▸ Given data:
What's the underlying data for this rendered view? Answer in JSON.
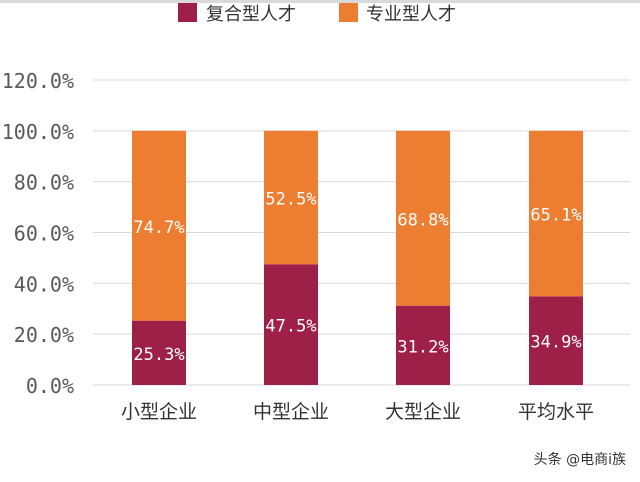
{
  "chart_data": {
    "type": "bar",
    "stacked": true,
    "categories": [
      "小型企业",
      "中型企业",
      "大型企业",
      "平均水平"
    ],
    "series": [
      {
        "name": "复合型人才",
        "color": "#9e1f47",
        "values": [
          25.3,
          47.5,
          31.2,
          34.9
        ],
        "labels": [
          "25.3%",
          "47.5%",
          "31.2%",
          "34.9%"
        ]
      },
      {
        "name": "专业型人才",
        "color": "#ed7d31",
        "values": [
          74.7,
          52.5,
          68.8,
          65.1
        ],
        "labels": [
          "74.7%",
          "52.5%",
          "68.8%",
          "65.1%"
        ]
      }
    ],
    "y_ticks": [
      "0.0%",
      "20.0%",
      "40.0%",
      "60.0%",
      "80.0%",
      "100.0%",
      "120.0%"
    ],
    "ylim": [
      0,
      120
    ],
    "grid": true,
    "legend_position": "top"
  },
  "watermark": "头条 @电商i族"
}
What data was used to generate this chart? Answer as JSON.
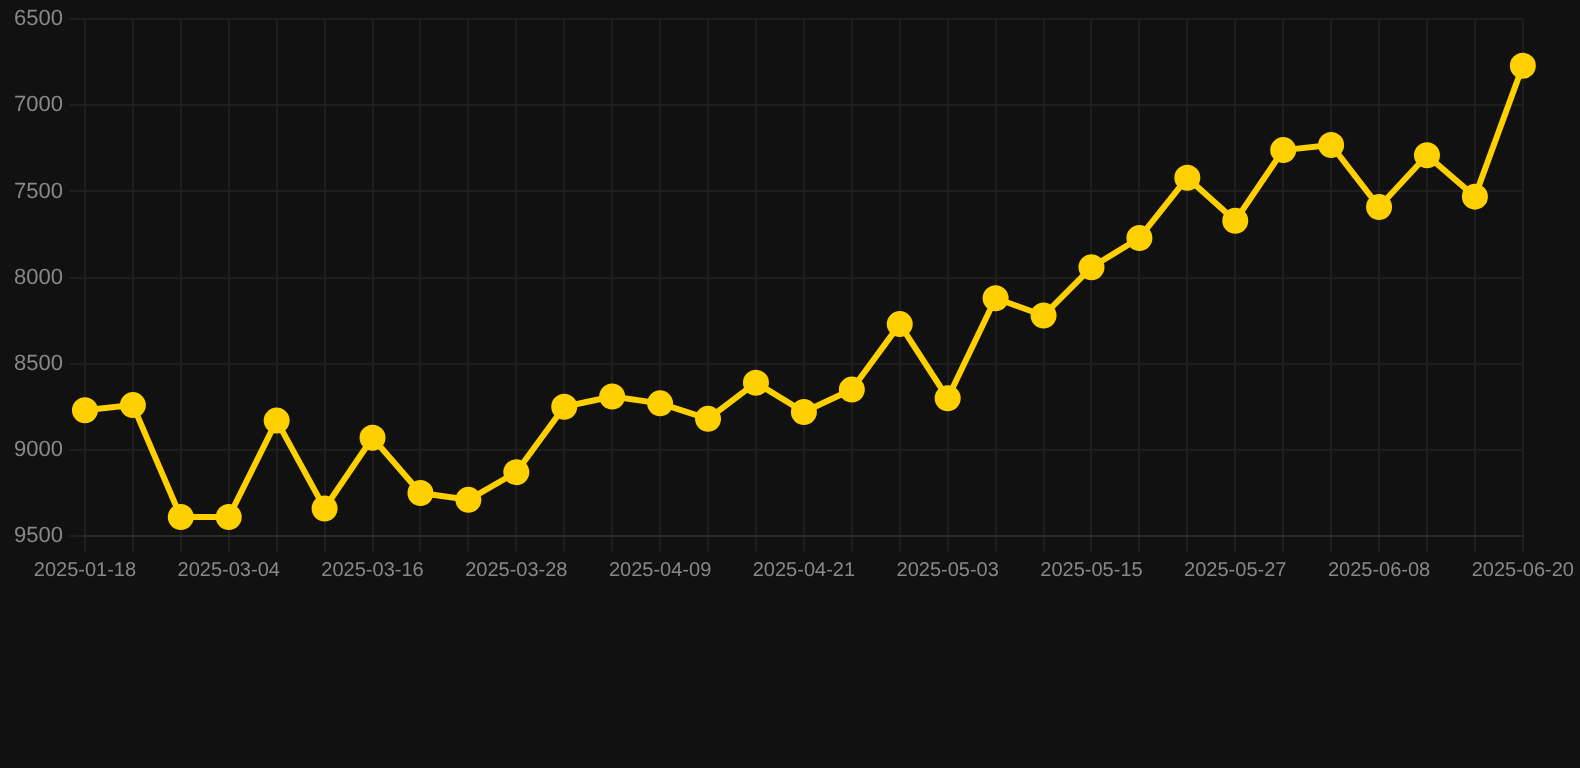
{
  "chart_data": {
    "type": "line",
    "categories": [
      "2025-01-18",
      null,
      null,
      "2025-03-04",
      null,
      null,
      "2025-03-16",
      null,
      null,
      "2025-03-28",
      null,
      null,
      "2025-04-09",
      null,
      null,
      "2025-04-21",
      null,
      null,
      "2025-05-03",
      null,
      null,
      "2025-05-15",
      null,
      null,
      "2025-05-27",
      null,
      null,
      "2025-06-08",
      null,
      null,
      "2025-06-20"
    ],
    "series": [
      {
        "color": "#ffd000",
        "values": [
          8770,
          8740,
          9390,
          9390,
          8830,
          9340,
          8930,
          9250,
          9290,
          9130,
          8750,
          8690,
          8730,
          8820,
          8610,
          8780,
          8650,
          8270,
          8700,
          8120,
          8220,
          7940,
          7770,
          7420,
          7670,
          7260,
          7230,
          7590,
          7290,
          7530,
          6770
        ]
      }
    ],
    "ylim": [
      9500,
      6500
    ],
    "yticks": [
      6500,
      7000,
      7500,
      8000,
      8500,
      9000,
      9500
    ],
    "grid": true,
    "marker": "circle",
    "line_style": "solid"
  }
}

▸ What the task asks:
Using the data above, copy each line that contains "this".

▸ Answer below:
What's the underlying data for this rendered view? Answer in JSON.
What data was used to generate this chart? Answer as JSON.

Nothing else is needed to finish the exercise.